Prompt » Repeat each entry word for word. Leave any images out of the copy.

Material to process »
# # #
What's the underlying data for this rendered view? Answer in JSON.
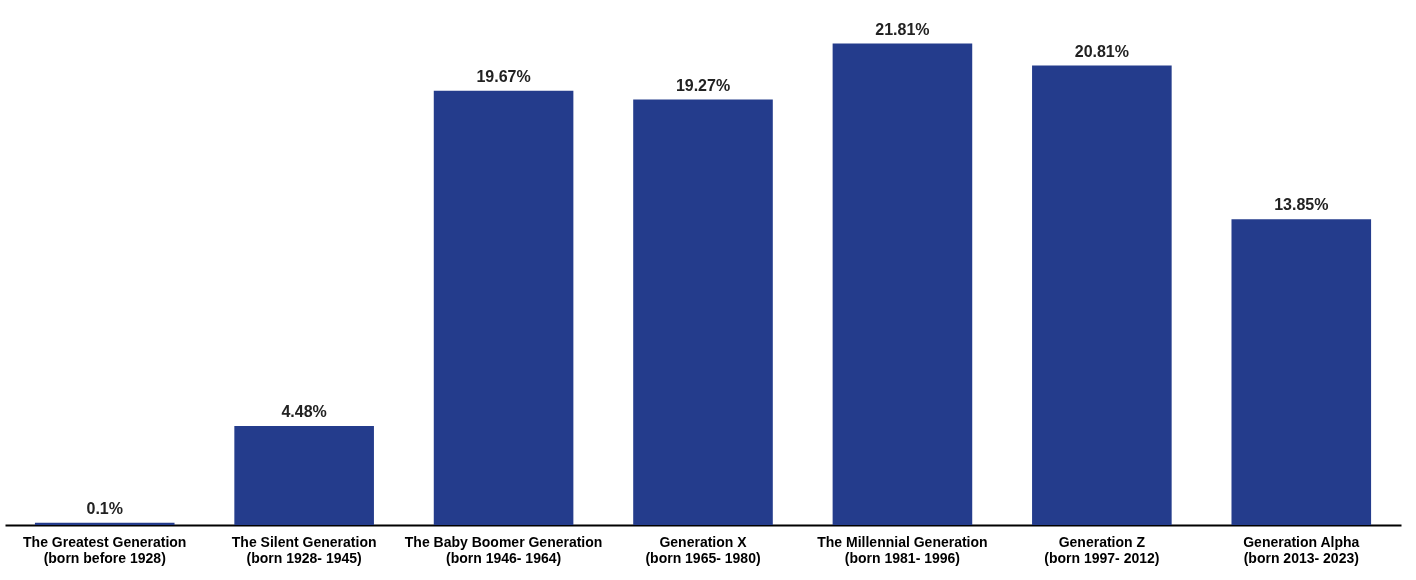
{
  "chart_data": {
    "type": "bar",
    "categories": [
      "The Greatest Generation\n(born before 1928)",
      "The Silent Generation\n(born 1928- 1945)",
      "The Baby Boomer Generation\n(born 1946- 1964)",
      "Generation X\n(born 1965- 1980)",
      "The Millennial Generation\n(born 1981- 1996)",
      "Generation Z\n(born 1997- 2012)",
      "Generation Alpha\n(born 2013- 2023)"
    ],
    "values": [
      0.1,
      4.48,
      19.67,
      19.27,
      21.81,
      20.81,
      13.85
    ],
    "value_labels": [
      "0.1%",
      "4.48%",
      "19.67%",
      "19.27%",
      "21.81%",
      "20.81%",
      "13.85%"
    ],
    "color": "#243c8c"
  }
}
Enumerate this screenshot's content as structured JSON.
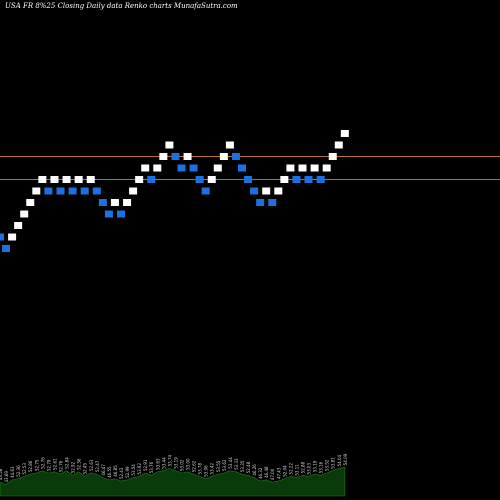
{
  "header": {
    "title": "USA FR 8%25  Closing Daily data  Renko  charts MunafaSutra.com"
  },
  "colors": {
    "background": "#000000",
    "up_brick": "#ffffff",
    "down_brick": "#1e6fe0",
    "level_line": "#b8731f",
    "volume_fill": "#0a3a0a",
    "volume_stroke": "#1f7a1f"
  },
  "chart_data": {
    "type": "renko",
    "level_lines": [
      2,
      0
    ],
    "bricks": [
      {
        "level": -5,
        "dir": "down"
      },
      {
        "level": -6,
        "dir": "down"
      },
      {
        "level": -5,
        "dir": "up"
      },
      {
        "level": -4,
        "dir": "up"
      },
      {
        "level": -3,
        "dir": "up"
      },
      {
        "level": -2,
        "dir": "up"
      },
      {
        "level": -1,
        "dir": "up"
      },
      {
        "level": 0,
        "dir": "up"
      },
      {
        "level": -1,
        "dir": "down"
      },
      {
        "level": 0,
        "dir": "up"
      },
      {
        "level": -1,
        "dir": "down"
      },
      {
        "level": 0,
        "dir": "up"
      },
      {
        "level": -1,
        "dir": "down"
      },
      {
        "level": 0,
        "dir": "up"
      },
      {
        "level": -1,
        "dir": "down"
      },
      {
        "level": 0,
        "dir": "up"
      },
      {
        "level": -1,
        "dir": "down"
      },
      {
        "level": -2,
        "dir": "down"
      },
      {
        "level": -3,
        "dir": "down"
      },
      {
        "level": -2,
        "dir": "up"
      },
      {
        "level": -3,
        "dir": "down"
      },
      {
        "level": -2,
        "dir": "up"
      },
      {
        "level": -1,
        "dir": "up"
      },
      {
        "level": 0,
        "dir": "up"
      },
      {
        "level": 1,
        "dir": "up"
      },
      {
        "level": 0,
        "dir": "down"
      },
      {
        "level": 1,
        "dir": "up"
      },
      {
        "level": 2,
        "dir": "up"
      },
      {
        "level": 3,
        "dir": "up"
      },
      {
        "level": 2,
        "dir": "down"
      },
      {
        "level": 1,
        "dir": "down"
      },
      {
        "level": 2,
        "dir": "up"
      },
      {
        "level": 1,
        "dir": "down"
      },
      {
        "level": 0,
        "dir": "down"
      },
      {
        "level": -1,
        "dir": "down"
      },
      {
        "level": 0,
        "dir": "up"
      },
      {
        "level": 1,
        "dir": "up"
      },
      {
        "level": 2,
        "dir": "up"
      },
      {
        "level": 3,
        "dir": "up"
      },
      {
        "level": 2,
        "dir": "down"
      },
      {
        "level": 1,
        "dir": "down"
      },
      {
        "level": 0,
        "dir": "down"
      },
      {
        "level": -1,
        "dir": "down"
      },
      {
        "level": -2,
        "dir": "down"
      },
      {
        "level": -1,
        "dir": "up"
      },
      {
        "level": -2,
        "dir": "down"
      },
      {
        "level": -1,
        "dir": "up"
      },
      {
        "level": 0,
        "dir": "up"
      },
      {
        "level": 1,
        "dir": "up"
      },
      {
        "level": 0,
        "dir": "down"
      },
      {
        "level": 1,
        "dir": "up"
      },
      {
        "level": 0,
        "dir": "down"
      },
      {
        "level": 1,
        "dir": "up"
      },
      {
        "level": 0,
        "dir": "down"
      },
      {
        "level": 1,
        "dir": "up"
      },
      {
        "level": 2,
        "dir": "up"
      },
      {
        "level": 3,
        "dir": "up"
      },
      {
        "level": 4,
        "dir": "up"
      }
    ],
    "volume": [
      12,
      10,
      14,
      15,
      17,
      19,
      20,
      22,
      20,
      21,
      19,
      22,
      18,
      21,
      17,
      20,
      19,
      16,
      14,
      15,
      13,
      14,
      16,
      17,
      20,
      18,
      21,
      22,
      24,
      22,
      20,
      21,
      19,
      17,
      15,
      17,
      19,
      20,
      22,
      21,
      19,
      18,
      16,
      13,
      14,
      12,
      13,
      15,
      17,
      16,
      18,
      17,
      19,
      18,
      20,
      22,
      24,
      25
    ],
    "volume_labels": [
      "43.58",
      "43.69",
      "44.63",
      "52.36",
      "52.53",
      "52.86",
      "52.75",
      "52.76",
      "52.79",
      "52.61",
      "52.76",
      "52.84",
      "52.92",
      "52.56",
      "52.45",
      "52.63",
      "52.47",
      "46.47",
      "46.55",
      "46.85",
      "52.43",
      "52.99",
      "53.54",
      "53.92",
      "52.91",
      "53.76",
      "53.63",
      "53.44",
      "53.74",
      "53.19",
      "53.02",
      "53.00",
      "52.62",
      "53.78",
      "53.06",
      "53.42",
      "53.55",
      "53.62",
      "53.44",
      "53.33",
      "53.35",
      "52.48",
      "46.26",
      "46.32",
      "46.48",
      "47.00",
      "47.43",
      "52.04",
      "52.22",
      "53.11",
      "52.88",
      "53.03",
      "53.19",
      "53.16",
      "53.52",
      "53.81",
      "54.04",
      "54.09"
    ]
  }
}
# # #
Expected answer »
What's the underlying data for this rendered view? Answer in JSON.
{
  "chart_data": {
    "type": "bar",
    "categories": [
      "The Greatest Generation\n(born before 1928)",
      "The Silent Generation\n(born 1928- 1945)",
      "The Baby Boomer Generation\n(born 1946- 1964)",
      "Generation X\n(born 1965- 1980)",
      "The Millennial Generation\n(born 1981- 1996)",
      "Generation Z\n(born 1997- 2012)",
      "Generation Alpha\n(born 2013- 2023)"
    ],
    "values": [
      0.1,
      4.48,
      19.67,
      19.27,
      21.81,
      20.81,
      13.85
    ],
    "value_labels": [
      "0.1%",
      "4.48%",
      "19.67%",
      "19.27%",
      "21.81%",
      "20.81%",
      "13.85%"
    ],
    "color": "#243c8c"
  }
}
Enumerate this screenshot's content as structured JSON.
{
  "header": {
    "title": "USA FR 8%25  Closing Daily data  Renko  charts MunafaSutra.com"
  },
  "colors": {
    "background": "#000000",
    "up_brick": "#ffffff",
    "down_brick": "#1e6fe0",
    "level_line": "#b8731f",
    "volume_fill": "#0a3a0a",
    "volume_stroke": "#1f7a1f"
  },
  "chart_data": {
    "type": "renko",
    "level_lines": [
      2,
      0
    ],
    "bricks": [
      {
        "level": -5,
        "dir": "down"
      },
      {
        "level": -6,
        "dir": "down"
      },
      {
        "level": -5,
        "dir": "up"
      },
      {
        "level": -4,
        "dir": "up"
      },
      {
        "level": -3,
        "dir": "up"
      },
      {
        "level": -2,
        "dir": "up"
      },
      {
        "level": -1,
        "dir": "up"
      },
      {
        "level": 0,
        "dir": "up"
      },
      {
        "level": -1,
        "dir": "down"
      },
      {
        "level": 0,
        "dir": "up"
      },
      {
        "level": -1,
        "dir": "down"
      },
      {
        "level": 0,
        "dir": "up"
      },
      {
        "level": -1,
        "dir": "down"
      },
      {
        "level": 0,
        "dir": "up"
      },
      {
        "level": -1,
        "dir": "down"
      },
      {
        "level": 0,
        "dir": "up"
      },
      {
        "level": -1,
        "dir": "down"
      },
      {
        "level": -2,
        "dir": "down"
      },
      {
        "level": -3,
        "dir": "down"
      },
      {
        "level": -2,
        "dir": "up"
      },
      {
        "level": -3,
        "dir": "down"
      },
      {
        "level": -2,
        "dir": "up"
      },
      {
        "level": -1,
        "dir": "up"
      },
      {
        "level": 0,
        "dir": "up"
      },
      {
        "level": 1,
        "dir": "up"
      },
      {
        "level": 0,
        "dir": "down"
      },
      {
        "level": 1,
        "dir": "up"
      },
      {
        "level": 2,
        "dir": "up"
      },
      {
        "level": 3,
        "dir": "up"
      },
      {
        "level": 2,
        "dir": "down"
      },
      {
        "level": 1,
        "dir": "down"
      },
      {
        "level": 2,
        "dir": "up"
      },
      {
        "level": 1,
        "dir": "down"
      },
      {
        "level": 0,
        "dir": "down"
      },
      {
        "level": -1,
        "dir": "down"
      },
      {
        "level": 0,
        "dir": "up"
      },
      {
        "level": 1,
        "dir": "up"
      },
      {
        "level": 2,
        "dir": "up"
      },
      {
        "level": 3,
        "dir": "up"
      },
      {
        "level": 2,
        "dir": "down"
      },
      {
        "level": 1,
        "dir": "down"
      },
      {
        "level": 0,
        "dir": "down"
      },
      {
        "level": -1,
        "dir": "down"
      },
      {
        "level": -2,
        "dir": "down"
      },
      {
        "level": -1,
        "dir": "up"
      },
      {
        "level": -2,
        "dir": "down"
      },
      {
        "level": -1,
        "dir": "up"
      },
      {
        "level": 0,
        "dir": "up"
      },
      {
        "level": 1,
        "dir": "up"
      },
      {
        "level": 0,
        "dir": "down"
      },
      {
        "level": 1,
        "dir": "up"
      },
      {
        "level": 0,
        "dir": "down"
      },
      {
        "level": 1,
        "dir": "up"
      },
      {
        "level": 0,
        "dir": "down"
      },
      {
        "level": 1,
        "dir": "up"
      },
      {
        "level": 2,
        "dir": "up"
      },
      {
        "level": 3,
        "dir": "up"
      },
      {
        "level": 4,
        "dir": "up"
      }
    ],
    "volume": [
      12,
      10,
      14,
      15,
      17,
      19,
      20,
      22,
      20,
      21,
      19,
      22,
      18,
      21,
      17,
      20,
      19,
      16,
      14,
      15,
      13,
      14,
      16,
      17,
      20,
      18,
      21,
      22,
      24,
      22,
      20,
      21,
      19,
      17,
      15,
      17,
      19,
      20,
      22,
      21,
      19,
      18,
      16,
      13,
      14,
      12,
      13,
      15,
      17,
      16,
      18,
      17,
      19,
      18,
      20,
      22,
      24,
      25
    ],
    "volume_labels": [
      "43.58",
      "43.69",
      "44.63",
      "52.36",
      "52.53",
      "52.86",
      "52.75",
      "52.76",
      "52.79",
      "52.61",
      "52.76",
      "52.84",
      "52.92",
      "52.56",
      "52.45",
      "52.63",
      "52.47",
      "46.47",
      "46.55",
      "46.85",
      "52.43",
      "52.99",
      "53.54",
      "53.92",
      "52.91",
      "53.76",
      "53.63",
      "53.44",
      "53.74",
      "53.19",
      "53.02",
      "53.00",
      "52.62",
      "53.78",
      "53.06",
      "53.42",
      "53.55",
      "53.62",
      "53.44",
      "53.33",
      "53.35",
      "52.48",
      "46.26",
      "46.32",
      "46.48",
      "47.00",
      "47.43",
      "52.04",
      "52.22",
      "53.11",
      "52.88",
      "53.03",
      "53.19",
      "53.16",
      "53.52",
      "53.81",
      "54.04",
      "54.09"
    ]
  }
}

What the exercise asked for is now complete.